Set problem:
All entries must be repeated exactly; do not include the pictures.

— BEGIN Data supplied —

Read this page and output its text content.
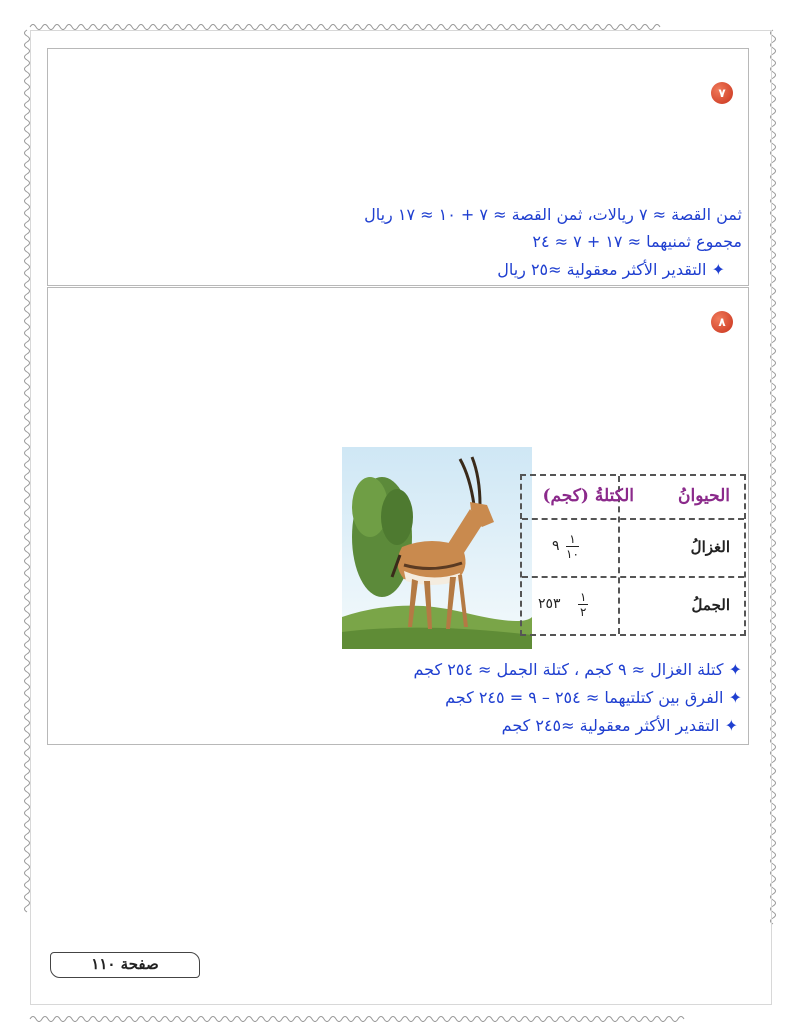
٧
ثمن القصة ≈ ٧ ريالات، ثمن القصة ≈ ٧ + ١٠ ≈ ١٧ ريال
مجموع ثمنيهما ≈ ١٧ + ٧ ≈ ٢٤
✦ التقدير الأكثر معقولية ≈٢٥ ريال
٨
الحيوانُ
الكتلةُ (كجم)
الغزالُ
١
١٠
٩
الجملُ
١
٢
٢٥٣
✦ كتلة الغزال ≈ ٩ كجم ، كتلة الجمل ≈ ٢٥٤ كجم
✦ الفرق بين كتلتيهما ≈ ٢٥٤ – ٩ = ٢٤٥ كجم
✦ التقدير الأكثر معقولية ≈٢٤٥ كجم
صفحة ١١٠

— END Data supplied —

Answer to this task:
Read this page and output its text content.
٧
ثمن القصة ≈ ٧ ريالات، ثمن القصة ≈ ٧ + ١٠ ≈ ١٧ ريال
مجموع ثمنيهما ≈ ١٧ + ٧ ≈ ٢٤
✦ التقدير الأكثر معقولية ≈٢٥ ريال
٨
الحيوانُ
الكتلةُ (كجم)
الغزالُ
١
١٠
٩
الجملُ
١
٢
٢٥٣
✦ كتلة الغزال ≈ ٩ كجم ، كتلة الجمل ≈ ٢٥٤ كجم
✦ الفرق بين كتلتيهما ≈ ٢٥٤ – ٩ = ٢٤٥ كجم
✦ التقدير الأكثر معقولية ≈٢٤٥ كجم
صفحة ١١٠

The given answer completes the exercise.